*Set problem:*
Leaving out all images, write out the records that follow exactly.

------ Exercise input ------

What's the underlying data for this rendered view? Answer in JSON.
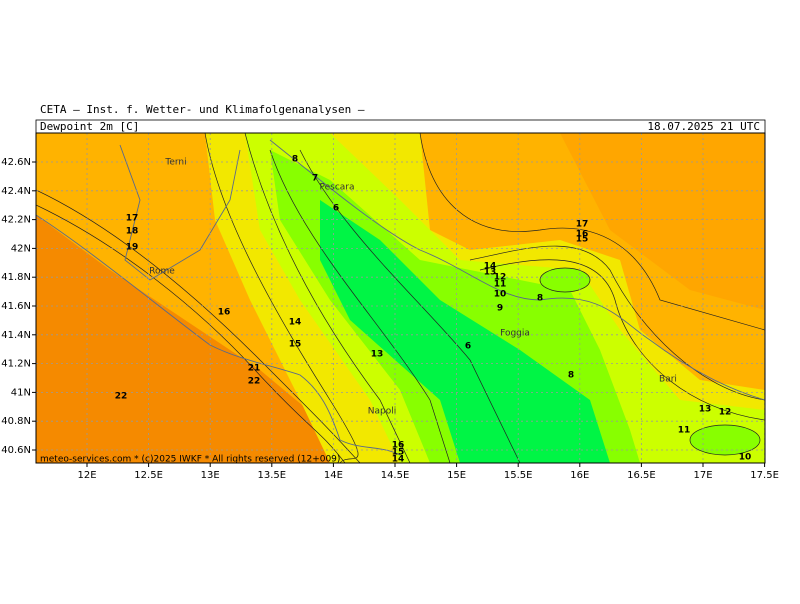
{
  "header": {
    "institute": "CETA — Inst. f. Wetter- und Klimafolgenanalysen —",
    "field": "Dewpoint 2m [C]",
    "time": "18.07.2025 21 UTC"
  },
  "map": {
    "lat_labels": [
      "42.6N",
      "42.4N",
      "42.2N",
      "42N",
      "41.8N",
      "41.6N",
      "41.4N",
      "41.2N",
      "41N",
      "40.8N",
      "40.6N"
    ],
    "lon_labels": [
      "12E",
      "12.5E",
      "13E",
      "13.5E",
      "14E",
      "14.5E",
      "15E",
      "15.5E",
      "16E",
      "16.5E",
      "17E",
      "17.5E"
    ],
    "cities": [
      "Terni",
      "Pescara",
      "Rome",
      "Foggia",
      "Napoli",
      "Bari"
    ],
    "contour_labels": [
      8,
      7,
      6,
      17,
      18,
      19,
      16,
      14,
      15,
      13,
      21,
      22,
      22,
      17,
      16,
      15,
      14,
      13,
      12,
      11,
      10,
      9,
      8,
      6,
      8,
      13,
      12,
      11,
      10,
      16,
      15,
      14
    ]
  },
  "footer": "meteo-services.com * (c)2025 IWKF * All rights reserved (12+009)"
}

------

*Problem solution:*
What's the underlying data for this rendered view? Answer in JSON.
{
  "header": {
    "institute": "CETA — Inst. f. Wetter- und Klimafolgenanalysen —",
    "field": "Dewpoint 2m [C]",
    "time": "18.07.2025 21 UTC"
  },
  "map": {
    "lat_labels": [
      "42.6N",
      "42.4N",
      "42.2N",
      "42N",
      "41.8N",
      "41.6N",
      "41.4N",
      "41.2N",
      "41N",
      "40.8N",
      "40.6N"
    ],
    "lon_labels": [
      "12E",
      "12.5E",
      "13E",
      "13.5E",
      "14E",
      "14.5E",
      "15E",
      "15.5E",
      "16E",
      "16.5E",
      "17E",
      "17.5E"
    ],
    "cities": [
      "Terni",
      "Pescara",
      "Rome",
      "Foggia",
      "Napoli",
      "Bari"
    ],
    "contour_labels": [
      8,
      7,
      6,
      17,
      18,
      19,
      16,
      14,
      15,
      13,
      21,
      22,
      22,
      17,
      16,
      15,
      14,
      13,
      12,
      11,
      10,
      9,
      8,
      6,
      8,
      13,
      12,
      11,
      10,
      16,
      15,
      14
    ]
  },
  "footer": "meteo-services.com * (c)2025 IWKF * All rights reserved (12+009)"
}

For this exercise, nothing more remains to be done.